STATED GOAL:
Every entry must be duplicated precisely as written.
+++
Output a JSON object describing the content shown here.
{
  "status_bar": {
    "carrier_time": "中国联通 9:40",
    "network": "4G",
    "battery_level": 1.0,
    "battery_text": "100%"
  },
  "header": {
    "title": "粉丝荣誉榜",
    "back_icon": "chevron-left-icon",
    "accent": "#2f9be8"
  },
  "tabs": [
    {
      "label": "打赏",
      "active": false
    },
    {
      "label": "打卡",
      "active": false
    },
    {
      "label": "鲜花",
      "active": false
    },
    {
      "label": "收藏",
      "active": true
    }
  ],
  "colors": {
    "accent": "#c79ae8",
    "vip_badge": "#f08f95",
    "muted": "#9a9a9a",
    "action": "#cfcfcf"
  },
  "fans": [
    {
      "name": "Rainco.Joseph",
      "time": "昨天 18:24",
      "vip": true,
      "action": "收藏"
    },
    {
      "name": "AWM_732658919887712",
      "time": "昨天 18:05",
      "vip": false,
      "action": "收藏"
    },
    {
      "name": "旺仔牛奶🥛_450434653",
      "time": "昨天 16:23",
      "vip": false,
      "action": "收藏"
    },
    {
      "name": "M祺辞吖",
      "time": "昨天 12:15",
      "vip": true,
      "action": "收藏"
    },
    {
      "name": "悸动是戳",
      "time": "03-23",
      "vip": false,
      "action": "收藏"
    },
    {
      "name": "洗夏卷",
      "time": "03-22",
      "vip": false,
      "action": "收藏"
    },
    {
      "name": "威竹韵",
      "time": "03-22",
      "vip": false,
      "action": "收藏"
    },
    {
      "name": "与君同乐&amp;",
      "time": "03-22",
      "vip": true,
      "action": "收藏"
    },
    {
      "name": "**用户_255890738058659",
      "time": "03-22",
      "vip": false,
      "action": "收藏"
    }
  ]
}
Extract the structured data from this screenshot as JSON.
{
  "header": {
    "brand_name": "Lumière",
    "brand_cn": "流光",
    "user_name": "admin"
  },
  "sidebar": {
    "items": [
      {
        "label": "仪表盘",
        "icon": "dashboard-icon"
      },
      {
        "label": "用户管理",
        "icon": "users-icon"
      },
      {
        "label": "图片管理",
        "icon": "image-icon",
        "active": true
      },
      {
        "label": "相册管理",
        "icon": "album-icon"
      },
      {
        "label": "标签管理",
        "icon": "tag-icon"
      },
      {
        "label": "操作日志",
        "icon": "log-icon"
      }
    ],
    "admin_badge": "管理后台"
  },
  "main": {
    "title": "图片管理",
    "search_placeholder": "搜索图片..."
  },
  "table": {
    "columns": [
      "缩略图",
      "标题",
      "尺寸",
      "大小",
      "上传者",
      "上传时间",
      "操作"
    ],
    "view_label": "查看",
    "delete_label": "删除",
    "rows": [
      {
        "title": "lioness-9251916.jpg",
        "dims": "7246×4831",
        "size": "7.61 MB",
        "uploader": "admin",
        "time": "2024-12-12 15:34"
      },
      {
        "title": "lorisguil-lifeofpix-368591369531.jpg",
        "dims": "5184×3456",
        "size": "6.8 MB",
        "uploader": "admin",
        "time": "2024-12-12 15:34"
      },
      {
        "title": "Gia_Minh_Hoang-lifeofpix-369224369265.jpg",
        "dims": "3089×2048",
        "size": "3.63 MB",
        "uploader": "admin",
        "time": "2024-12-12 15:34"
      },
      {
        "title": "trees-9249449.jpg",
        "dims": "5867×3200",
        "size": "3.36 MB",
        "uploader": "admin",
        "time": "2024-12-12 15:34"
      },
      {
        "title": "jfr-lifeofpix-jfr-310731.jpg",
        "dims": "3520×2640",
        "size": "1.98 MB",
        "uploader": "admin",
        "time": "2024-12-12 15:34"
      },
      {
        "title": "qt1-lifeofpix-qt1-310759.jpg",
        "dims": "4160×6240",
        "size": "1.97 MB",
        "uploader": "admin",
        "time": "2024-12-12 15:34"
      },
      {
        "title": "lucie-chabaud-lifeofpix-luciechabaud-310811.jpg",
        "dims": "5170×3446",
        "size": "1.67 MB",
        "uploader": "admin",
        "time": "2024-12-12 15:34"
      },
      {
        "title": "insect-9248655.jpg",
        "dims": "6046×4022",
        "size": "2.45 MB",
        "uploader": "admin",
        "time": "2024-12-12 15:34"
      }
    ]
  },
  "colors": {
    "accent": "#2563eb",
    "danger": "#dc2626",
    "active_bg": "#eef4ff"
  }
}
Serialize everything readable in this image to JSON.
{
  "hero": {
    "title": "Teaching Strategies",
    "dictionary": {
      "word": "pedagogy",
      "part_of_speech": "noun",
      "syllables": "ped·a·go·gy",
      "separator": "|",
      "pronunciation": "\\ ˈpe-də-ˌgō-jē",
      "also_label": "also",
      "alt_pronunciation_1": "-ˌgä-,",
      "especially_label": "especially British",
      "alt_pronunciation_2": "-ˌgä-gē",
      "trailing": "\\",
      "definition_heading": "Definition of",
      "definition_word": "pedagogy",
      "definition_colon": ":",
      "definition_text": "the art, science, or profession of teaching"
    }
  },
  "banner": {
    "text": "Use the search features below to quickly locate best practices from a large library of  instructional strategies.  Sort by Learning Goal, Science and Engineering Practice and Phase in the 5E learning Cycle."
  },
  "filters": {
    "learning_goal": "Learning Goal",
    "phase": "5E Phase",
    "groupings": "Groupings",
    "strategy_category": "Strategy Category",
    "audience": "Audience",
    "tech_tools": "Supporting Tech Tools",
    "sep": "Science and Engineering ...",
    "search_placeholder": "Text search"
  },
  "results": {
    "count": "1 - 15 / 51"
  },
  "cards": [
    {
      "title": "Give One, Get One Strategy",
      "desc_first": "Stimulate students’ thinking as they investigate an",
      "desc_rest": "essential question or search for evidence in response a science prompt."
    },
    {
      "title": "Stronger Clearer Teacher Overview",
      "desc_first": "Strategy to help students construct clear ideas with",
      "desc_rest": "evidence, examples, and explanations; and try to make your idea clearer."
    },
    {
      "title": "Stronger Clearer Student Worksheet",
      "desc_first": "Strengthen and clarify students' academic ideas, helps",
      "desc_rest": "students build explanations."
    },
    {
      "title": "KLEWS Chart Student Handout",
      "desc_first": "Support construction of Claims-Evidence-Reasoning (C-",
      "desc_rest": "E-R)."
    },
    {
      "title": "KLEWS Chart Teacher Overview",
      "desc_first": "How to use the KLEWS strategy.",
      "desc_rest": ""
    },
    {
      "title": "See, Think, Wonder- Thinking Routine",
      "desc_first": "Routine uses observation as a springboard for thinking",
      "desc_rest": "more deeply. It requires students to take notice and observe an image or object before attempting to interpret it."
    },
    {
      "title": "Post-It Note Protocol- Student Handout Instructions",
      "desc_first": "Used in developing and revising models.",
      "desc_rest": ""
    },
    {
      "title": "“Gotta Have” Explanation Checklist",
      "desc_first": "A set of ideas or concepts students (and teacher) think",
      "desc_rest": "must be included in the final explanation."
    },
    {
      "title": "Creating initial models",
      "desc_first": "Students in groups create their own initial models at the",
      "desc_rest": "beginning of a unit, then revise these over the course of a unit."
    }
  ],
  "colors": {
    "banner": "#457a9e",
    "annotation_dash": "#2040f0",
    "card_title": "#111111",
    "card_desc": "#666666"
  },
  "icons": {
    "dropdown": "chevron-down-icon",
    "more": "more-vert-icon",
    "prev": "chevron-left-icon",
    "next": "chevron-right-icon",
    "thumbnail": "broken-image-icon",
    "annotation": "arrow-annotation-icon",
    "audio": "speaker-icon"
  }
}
+++
TASK SOLUTION:
Output a JSON object describing the content shown here.
{
  "status_bar": {
    "carrier_time": "中国联通 9:40",
    "network": "4G",
    "battery_level": 1.0,
    "battery_text": "100%"
  },
  "header": {
    "title": "粉丝荣誉榜",
    "back_icon": "chevron-left-icon",
    "accent": "#2f9be8"
  },
  "tabs": [
    {
      "label": "打赏",
      "active": false
    },
    {
      "label": "打卡",
      "active": false
    },
    {
      "label": "鲜花",
      "active": false
    },
    {
      "label": "收藏",
      "active": true
    }
  ],
  "colors": {
    "accent": "#c79ae8",
    "vip_badge": "#f08f95",
    "muted": "#9a9a9a",
    "action": "#cfcfcf"
  },
  "fans": [
    {
      "name": "Rainco.Joseph",
      "time": "昨天 18:24",
      "vip": true,
      "action": "收藏"
    },
    {
      "name": "AWM_732658919887712",
      "time": "昨天 18:05",
      "vip": false,
      "action": "收藏"
    },
    {
      "name": "旺仔牛奶🥛_450434653",
      "time": "昨天 16:23",
      "vip": false,
      "action": "收藏"
    },
    {
      "name": "M祺辞吖",
      "time": "昨天 12:15",
      "vip": true,
      "action": "收藏"
    },
    {
      "name": "悸动是戳",
      "time": "03-23",
      "vip": false,
      "action": "收藏"
    },
    {
      "name": "洗夏卷",
      "time": "03-22",
      "vip": false,
      "action": "收藏"
    },
    {
      "name": "威竹韵",
      "time": "03-22",
      "vip": false,
      "action": "收藏"
    },
    {
      "name": "与君同乐&amp;",
      "time": "03-22",
      "vip": true,
      "action": "收藏"
    },
    {
      "name": "**用户_255890738058659",
      "time": "03-22",
      "vip": false,
      "action": "收藏"
    }
  ]
}
Extract the structured data from this screenshot as JSON.
{
  "header": {
    "brand_name": "Lumière",
    "brand_cn": "流光",
    "user_name": "admin"
  },
  "sidebar": {
    "items": [
      {
        "label": "仪表盘",
        "icon": "dashboard-icon"
      },
      {
        "label": "用户管理",
        "icon": "users-icon"
      },
      {
        "label": "图片管理",
        "icon": "image-icon",
        "active": true
      },
      {
        "label": "相册管理",
        "icon": "album-icon"
      },
      {
        "label": "标签管理",
        "icon": "tag-icon"
      },
      {
        "label": "操作日志",
        "icon": "log-icon"
      }
    ],
    "admin_badge": "管理后台"
  },
  "main": {
    "title": "图片管理",
    "search_placeholder": "搜索图片..."
  },
  "table": {
    "columns": [
      "缩略图",
      "标题",
      "尺寸",
      "大小",
      "上传者",
      "上传时间",
      "操作"
    ],
    "view_label": "查看",
    "delete_label": "删除",
    "rows": [
      {
        "title": "lioness-9251916.jpg",
        "dims": "7246×4831",
        "size": "7.61 MB",
        "uploader": "admin",
        "time": "2024-12-12 15:34"
      },
      {
        "title": "lorisguil-lifeofpix-368591369531.jpg",
        "dims": "5184×3456",
        "size": "6.8 MB",
        "uploader": "admin",
        "time": "2024-12-12 15:34"
      },
      {
        "title": "Gia_Minh_Hoang-lifeofpix-369224369265.jpg",
        "dims": "3089×2048",
        "size": "3.63 MB",
        "uploader": "admin",
        "time": "2024-12-12 15:34"
      },
      {
        "title": "trees-9249449.jpg",
        "dims": "5867×3200",
        "size": "3.36 MB",
        "uploader": "admin",
        "time": "2024-12-12 15:34"
      },
      {
        "title": "jfr-lifeofpix-jfr-310731.jpg",
        "dims": "3520×2640",
        "size": "1.98 MB",
        "uploader": "admin",
        "time": "2024-12-12 15:34"
      },
      {
        "title": "qt1-lifeofpix-qt1-310759.jpg",
        "dims": "4160×6240",
        "size": "1.97 MB",
        "uploader": "admin",
        "time": "2024-12-12 15:34"
      },
      {
        "title": "lucie-chabaud-lifeofpix-luciechabaud-310811.jpg",
        "dims": "5170×3446",
        "size": "1.67 MB",
        "uploader": "admin",
        "time": "2024-12-12 15:34"
      },
      {
        "title": "insect-9248655.jpg",
        "dims": "6046×4022",
        "size": "2.45 MB",
        "uploader": "admin",
        "time": "2024-12-12 15:34"
      }
    ]
  },
  "colors": {
    "accent": "#2563eb",
    "danger": "#dc2626",
    "active_bg": "#eef4ff"
  }
}
Serialize everything readable in this image to JSON.
{
  "hero": {
    "title": "Teaching Strategies",
    "dictionary": {
      "word": "pedagogy",
      "part_of_speech": "noun",
      "syllables": "ped·a·go·gy",
      "separator": "|",
      "pronunciation": "\\ ˈpe-də-ˌgō-jē",
      "also_label": "also",
      "alt_pronunciation_1": "-ˌgä-,",
      "especially_label": "especially British",
      "alt_pronunciation_2": "-ˌgä-gē",
      "trailing": "\\",
      "definition_heading": "Definition of",
      "definition_word": "pedagogy",
      "definition_colon": ":",
      "definition_text": "the art, science, or profession of teaching"
    }
  },
  "banner": {
    "text": "Use the search features below to quickly locate best practices from a large library of  instructional strategies.  Sort by Learning Goal, Science and Engineering Practice and Phase in the 5E learning Cycle."
  },
  "filters": {
    "learning_goal": "Learning Goal",
    "phase": "5E Phase",
    "groupings": "Groupings",
    "strategy_category": "Strategy Category",
    "audience": "Audience",
    "tech_tools": "Supporting Tech Tools",
    "sep": "Science and Engineering ...",
    "search_placeholder": "Text search"
  },
  "results": {
    "count": "1 - 15 / 51"
  },
  "cards": [
    {
      "title": "Give One, Get One Strategy",
      "desc_first": "Stimulate students’ thinking as they investigate an",
      "desc_rest": "essential question or search for evidence in response a science prompt."
    },
    {
      "title": "Stronger Clearer Teacher Overview",
      "desc_first": "Strategy to help students construct clear ideas with",
      "desc_rest": "evidence, examples, and explanations; and try to make your idea clearer."
    },
    {
      "title": "Stronger Clearer Student Worksheet",
      "desc_first": "Strengthen and clarify students' academic ideas, helps",
      "desc_rest": "students build explanations."
    },
    {
      "title": "KLEWS Chart Student Handout",
      "desc_first": "Support construction of Claims-Evidence-Reasoning (C-",
      "desc_rest": "E-R)."
    },
    {
      "title": "KLEWS Chart Teacher Overview",
      "desc_first": "How to use the KLEWS strategy.",
      "desc_rest": ""
    },
    {
      "title": "See, Think, Wonder- Thinking Routine",
      "desc_first": "Routine uses observation as a springboard for thinking",
      "desc_rest": "more deeply. It requires students to take notice and observe an image or object before attempting to interpret it."
    },
    {
      "title": "Post-It Note Protocol- Student Handout Instructions",
      "desc_first": "Used in developing and revising models.",
      "desc_rest": ""
    },
    {
      "title": "“Gotta Have” Explanation Checklist",
      "desc_first": "A set of ideas or concepts students (and teacher) think",
      "desc_rest": "must be included in the final explanation."
    },
    {
      "title": "Creating initial models",
      "desc_first": "Students in groups create their own initial models at the",
      "desc_rest": "beginning of a unit, then revise these over the course of a unit."
    }
  ],
  "colors": {
    "banner": "#457a9e",
    "annotation_dash": "#2040f0",
    "card_title": "#111111",
    "card_desc": "#666666"
  },
  "icons": {
    "dropdown": "chevron-down-icon",
    "more": "more-vert-icon",
    "prev": "chevron-left-icon",
    "next": "chevron-right-icon",
    "thumbnail": "broken-image-icon",
    "annotation": "arrow-annotation-icon",
    "audio": "speaker-icon"
  }
}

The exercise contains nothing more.